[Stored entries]

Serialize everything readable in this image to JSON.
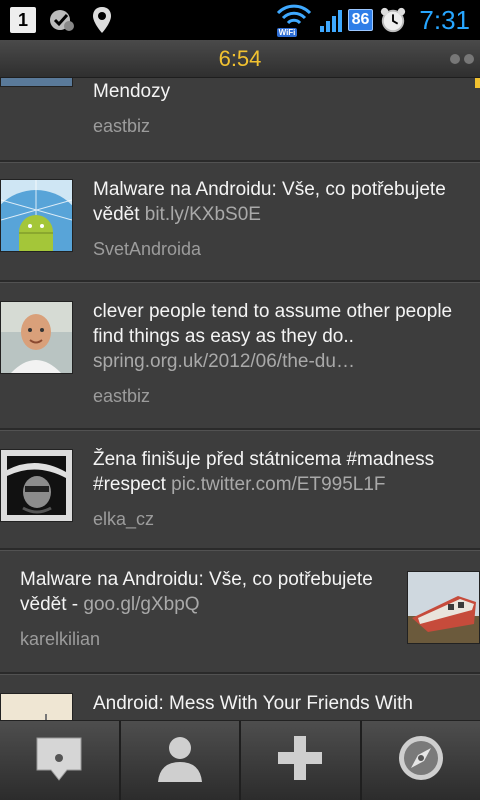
{
  "status_bar": {
    "notification_count": "1",
    "battery_level": "86",
    "wifi_label": "WiFi",
    "time": "7:31"
  },
  "header": {
    "time": "6:54"
  },
  "tweets": [
    {
      "text": "Mendozy",
      "link": "",
      "author": "eastbiz"
    },
    {
      "text": "Malware na Androidu: Vše, co potřebujete vědět",
      "link": "bit.ly/KXbS0E",
      "author": "SvetAndroida"
    },
    {
      "text": "clever people tend to assume other people find things as easy as they do..",
      "link": "spring.org.uk/2012/06/the-du…",
      "author": "eastbiz"
    },
    {
      "text": "Žena finišuje před státnicema #madness #respect",
      "link": "pic.twitter.com/ET995L1F",
      "author": "elka_cz"
    },
    {
      "text": "Malware na Androidu: Vše, co potřebujete vědět - ",
      "link": "goo.gl/gXbpQ",
      "author": "karelkilian"
    },
    {
      "text": "Android:  Mess With Your Friends With",
      "link": "",
      "author": ""
    }
  ],
  "toolbar": {
    "items": [
      "compose-icon",
      "profile-icon",
      "add-icon",
      "explore-icon"
    ]
  },
  "colors": {
    "accent": "#f2c230",
    "clock": "#27a6ff",
    "background": "#3d3d3d"
  }
}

* **Exercise aim**
Scan the material above. Copy each line where "author" occurs.

* **Solved exercise**
      "author": "eastbiz"
      "author": "SvetAndroida"
      "author": "eastbiz"
      "author": "elka_cz"
      "author": "karelkilian"
      "author": ""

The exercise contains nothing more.